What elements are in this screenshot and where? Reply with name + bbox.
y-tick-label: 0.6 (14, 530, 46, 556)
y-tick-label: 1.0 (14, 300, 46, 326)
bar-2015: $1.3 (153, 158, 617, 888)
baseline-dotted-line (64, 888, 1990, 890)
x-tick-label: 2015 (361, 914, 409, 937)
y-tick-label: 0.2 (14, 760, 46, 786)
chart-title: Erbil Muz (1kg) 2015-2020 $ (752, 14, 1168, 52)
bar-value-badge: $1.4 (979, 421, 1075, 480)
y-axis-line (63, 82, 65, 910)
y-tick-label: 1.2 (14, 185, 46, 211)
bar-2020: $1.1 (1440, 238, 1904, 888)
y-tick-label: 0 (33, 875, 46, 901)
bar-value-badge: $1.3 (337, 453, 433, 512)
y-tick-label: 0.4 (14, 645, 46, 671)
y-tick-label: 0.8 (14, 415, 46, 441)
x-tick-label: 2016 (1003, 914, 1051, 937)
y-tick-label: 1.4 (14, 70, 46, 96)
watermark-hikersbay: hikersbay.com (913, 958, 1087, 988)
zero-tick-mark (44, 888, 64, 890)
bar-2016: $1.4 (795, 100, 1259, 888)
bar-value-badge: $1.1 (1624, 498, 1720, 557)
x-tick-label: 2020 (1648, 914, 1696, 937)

┄┄┄┄┄┄┄┄┄┄

> _TASK INSTRUCTIONS_: Render the records above, from their first line through the line containing "y-tick-label: 1.4 (14, 70, 46, 96)", as a Markdown table with a Row column holding each line's number and a Text column holding the line itself, leaving out any blank lines.

> _WRITTEN ANSWER_:
| Row | Text |
|---|---|
| 1 | What elements are in this screenshot and where? Reply with name + bbox. |
| 2 | y-tick-label: 0.6 (14, 530, 46, 556) |
| 3 | y-tick-label: 1.0 (14, 300, 46, 326) |
| 4 | bar-2015: $1.3 (153, 158, 617, 888) |
| 5 | baseline-dotted-line (64, 888, 1990, 890) |
| 6 | x-tick-label: 2015 (361, 914, 409, 937) |
| 7 | y-tick-label: 0.2 (14, 760, 46, 786) |
| 8 | chart-title: Erbil Muz (1kg) 2015-2020 $ (752, 14, 1168, 52) |
| 9 | bar-value-badge: $1.4 (979, 421, 1075, 480) |
| 10 | y-axis-line (63, 82, 65, 910) |
| 11 | y-tick-label: 1.2 (14, 185, 46, 211) |
| 12 | bar-2020: $1.1 (1440, 238, 1904, 888) |
| 13 | y-tick-label: 0 (33, 875, 46, 901) |
| 14 | bar-value-badge: $1.3 (337, 453, 433, 512) |
| 15 | y-tick-label: 0.4 (14, 645, 46, 671) |
| 16 | y-tick-label: 0.8 (14, 415, 46, 441) |
| 17 | x-tick-label: 2016 (1003, 914, 1051, 937) |
| 18 | y-tick-label: 1.4 (14, 70, 46, 96) |